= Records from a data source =
********************
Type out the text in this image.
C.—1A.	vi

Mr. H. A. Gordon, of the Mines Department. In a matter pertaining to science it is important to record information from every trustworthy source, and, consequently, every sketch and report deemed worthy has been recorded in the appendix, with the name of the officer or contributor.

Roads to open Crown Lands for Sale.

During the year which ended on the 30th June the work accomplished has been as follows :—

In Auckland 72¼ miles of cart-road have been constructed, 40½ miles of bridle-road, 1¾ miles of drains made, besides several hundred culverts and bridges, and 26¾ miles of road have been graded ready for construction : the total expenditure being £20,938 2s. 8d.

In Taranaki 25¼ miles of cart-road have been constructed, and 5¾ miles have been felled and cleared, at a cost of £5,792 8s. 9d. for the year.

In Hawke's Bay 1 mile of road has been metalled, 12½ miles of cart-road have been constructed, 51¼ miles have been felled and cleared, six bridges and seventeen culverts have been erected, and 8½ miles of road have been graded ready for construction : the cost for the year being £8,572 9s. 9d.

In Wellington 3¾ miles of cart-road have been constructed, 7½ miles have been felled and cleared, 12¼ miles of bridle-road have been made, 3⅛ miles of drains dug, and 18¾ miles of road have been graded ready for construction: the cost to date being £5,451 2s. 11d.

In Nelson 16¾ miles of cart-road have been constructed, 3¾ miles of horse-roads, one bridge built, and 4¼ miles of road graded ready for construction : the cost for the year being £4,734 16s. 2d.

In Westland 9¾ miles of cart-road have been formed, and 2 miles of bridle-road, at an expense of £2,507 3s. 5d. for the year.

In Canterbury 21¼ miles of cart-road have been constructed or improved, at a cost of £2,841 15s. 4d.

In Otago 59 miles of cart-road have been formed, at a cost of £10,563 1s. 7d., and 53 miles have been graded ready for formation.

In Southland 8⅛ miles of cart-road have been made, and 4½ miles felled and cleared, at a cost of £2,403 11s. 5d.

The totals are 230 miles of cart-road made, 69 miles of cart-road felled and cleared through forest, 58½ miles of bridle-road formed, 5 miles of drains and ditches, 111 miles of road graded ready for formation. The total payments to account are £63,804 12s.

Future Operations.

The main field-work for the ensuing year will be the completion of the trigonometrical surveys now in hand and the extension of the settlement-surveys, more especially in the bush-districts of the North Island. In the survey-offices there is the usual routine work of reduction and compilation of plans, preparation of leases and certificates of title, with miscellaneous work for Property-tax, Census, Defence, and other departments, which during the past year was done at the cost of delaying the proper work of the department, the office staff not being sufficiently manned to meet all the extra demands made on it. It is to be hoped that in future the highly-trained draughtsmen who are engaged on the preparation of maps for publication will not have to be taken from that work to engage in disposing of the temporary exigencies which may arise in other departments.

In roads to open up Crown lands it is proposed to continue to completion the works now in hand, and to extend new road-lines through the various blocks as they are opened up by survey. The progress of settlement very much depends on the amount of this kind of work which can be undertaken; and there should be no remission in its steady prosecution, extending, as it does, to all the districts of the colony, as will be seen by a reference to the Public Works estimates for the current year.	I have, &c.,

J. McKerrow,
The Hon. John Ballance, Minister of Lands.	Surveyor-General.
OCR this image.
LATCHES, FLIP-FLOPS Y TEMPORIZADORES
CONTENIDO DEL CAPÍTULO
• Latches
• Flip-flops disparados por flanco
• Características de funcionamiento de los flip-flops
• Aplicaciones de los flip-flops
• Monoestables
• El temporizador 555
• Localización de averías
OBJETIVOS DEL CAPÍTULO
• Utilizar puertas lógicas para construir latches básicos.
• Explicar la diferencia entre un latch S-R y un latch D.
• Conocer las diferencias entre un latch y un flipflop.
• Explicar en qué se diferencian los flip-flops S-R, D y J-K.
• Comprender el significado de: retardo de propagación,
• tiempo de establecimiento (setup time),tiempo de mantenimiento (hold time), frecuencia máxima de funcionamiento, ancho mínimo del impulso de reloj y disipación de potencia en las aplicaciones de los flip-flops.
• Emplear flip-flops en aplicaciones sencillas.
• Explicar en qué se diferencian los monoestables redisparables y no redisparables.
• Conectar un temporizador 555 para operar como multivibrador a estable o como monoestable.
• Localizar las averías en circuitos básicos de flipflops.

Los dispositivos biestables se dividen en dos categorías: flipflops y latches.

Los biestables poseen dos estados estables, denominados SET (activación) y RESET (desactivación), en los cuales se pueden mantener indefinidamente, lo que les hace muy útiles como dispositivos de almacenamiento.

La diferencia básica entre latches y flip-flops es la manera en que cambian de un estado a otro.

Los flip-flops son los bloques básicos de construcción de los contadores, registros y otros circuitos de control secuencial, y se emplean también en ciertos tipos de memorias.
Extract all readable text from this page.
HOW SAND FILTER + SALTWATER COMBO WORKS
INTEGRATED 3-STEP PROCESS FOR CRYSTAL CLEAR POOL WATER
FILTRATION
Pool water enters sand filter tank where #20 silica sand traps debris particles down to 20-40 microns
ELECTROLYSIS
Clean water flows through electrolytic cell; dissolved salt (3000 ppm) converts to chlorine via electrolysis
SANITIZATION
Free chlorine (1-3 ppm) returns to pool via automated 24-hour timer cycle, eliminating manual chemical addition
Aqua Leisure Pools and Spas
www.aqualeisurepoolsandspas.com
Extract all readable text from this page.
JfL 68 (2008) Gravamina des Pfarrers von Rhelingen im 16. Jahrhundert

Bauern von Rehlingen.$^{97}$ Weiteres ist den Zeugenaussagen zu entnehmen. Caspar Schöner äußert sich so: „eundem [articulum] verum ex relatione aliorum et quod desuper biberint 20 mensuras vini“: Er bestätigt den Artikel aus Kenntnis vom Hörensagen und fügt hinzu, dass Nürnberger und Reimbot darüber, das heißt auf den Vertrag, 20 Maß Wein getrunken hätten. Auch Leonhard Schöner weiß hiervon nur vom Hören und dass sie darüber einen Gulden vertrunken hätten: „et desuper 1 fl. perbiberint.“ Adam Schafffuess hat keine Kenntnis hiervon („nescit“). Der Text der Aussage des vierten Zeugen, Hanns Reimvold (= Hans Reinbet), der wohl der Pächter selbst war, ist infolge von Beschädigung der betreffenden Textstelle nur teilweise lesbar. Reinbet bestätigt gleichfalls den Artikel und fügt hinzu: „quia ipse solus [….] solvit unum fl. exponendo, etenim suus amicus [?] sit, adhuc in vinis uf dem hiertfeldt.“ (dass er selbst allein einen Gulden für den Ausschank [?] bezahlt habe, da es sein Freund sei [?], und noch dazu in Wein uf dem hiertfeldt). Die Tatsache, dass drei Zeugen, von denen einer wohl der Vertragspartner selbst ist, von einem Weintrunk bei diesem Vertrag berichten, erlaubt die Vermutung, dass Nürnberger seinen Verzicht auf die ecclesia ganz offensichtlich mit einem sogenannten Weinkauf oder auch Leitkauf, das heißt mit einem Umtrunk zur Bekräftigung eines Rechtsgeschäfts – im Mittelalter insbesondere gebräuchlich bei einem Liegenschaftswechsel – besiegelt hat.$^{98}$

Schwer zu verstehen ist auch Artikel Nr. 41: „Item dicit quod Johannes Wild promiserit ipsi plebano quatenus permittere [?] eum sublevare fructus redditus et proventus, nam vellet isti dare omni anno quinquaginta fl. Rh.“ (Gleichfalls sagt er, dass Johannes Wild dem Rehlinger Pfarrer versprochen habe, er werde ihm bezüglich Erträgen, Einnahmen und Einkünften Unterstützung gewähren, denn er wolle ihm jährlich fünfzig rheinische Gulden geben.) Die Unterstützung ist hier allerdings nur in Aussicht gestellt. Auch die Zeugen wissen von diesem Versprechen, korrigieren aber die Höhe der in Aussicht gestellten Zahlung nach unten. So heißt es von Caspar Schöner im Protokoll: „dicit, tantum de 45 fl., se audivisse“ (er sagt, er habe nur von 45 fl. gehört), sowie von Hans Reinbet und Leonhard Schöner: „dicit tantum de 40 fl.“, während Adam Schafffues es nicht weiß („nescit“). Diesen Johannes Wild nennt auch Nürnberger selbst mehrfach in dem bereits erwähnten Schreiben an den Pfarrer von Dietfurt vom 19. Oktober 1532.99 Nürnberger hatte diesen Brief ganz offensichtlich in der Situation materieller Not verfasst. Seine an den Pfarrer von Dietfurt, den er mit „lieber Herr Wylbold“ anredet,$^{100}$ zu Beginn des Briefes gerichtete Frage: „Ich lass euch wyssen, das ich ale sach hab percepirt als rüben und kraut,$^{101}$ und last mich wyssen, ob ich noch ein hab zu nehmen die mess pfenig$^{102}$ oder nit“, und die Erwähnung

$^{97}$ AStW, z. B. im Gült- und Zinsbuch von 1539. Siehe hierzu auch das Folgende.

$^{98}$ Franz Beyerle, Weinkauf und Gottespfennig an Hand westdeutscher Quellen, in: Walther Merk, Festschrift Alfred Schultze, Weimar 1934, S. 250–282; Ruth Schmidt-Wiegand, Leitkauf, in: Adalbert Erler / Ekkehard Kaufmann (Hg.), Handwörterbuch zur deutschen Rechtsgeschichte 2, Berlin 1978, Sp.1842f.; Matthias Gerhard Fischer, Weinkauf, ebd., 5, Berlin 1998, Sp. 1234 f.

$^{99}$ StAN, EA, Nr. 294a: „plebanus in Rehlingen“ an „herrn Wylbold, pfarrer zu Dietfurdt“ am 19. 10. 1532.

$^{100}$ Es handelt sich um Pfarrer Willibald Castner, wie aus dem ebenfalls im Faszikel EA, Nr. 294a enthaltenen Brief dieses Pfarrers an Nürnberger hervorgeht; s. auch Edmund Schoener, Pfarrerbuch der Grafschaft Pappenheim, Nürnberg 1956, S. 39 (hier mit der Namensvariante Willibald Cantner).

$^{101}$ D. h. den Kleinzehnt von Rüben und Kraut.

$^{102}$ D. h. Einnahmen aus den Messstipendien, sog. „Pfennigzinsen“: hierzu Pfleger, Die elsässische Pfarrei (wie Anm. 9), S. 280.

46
********************
= Written instruction =
Collect from the data above every line that includes "bridges".

= Task response =
In Auckland 72¼ miles of cart-road have been constructed, 40½ miles of bridle-road, 1¾ miles of drains made, besides several hundred culverts and bridges, and 26¾ miles of road have been graded ready for construction : the total expenditure being £20,938 2s. 8d.
In Hawke's Bay 1 mile of road has been metalled, 12½ miles of cart-road have been constructed, 51¼ miles have been felled and cleared, six bridges and seventeen culverts have been erected, and 8½ miles of road have been graded ready for construction : the cost for the year being £8,572 9s. 9d.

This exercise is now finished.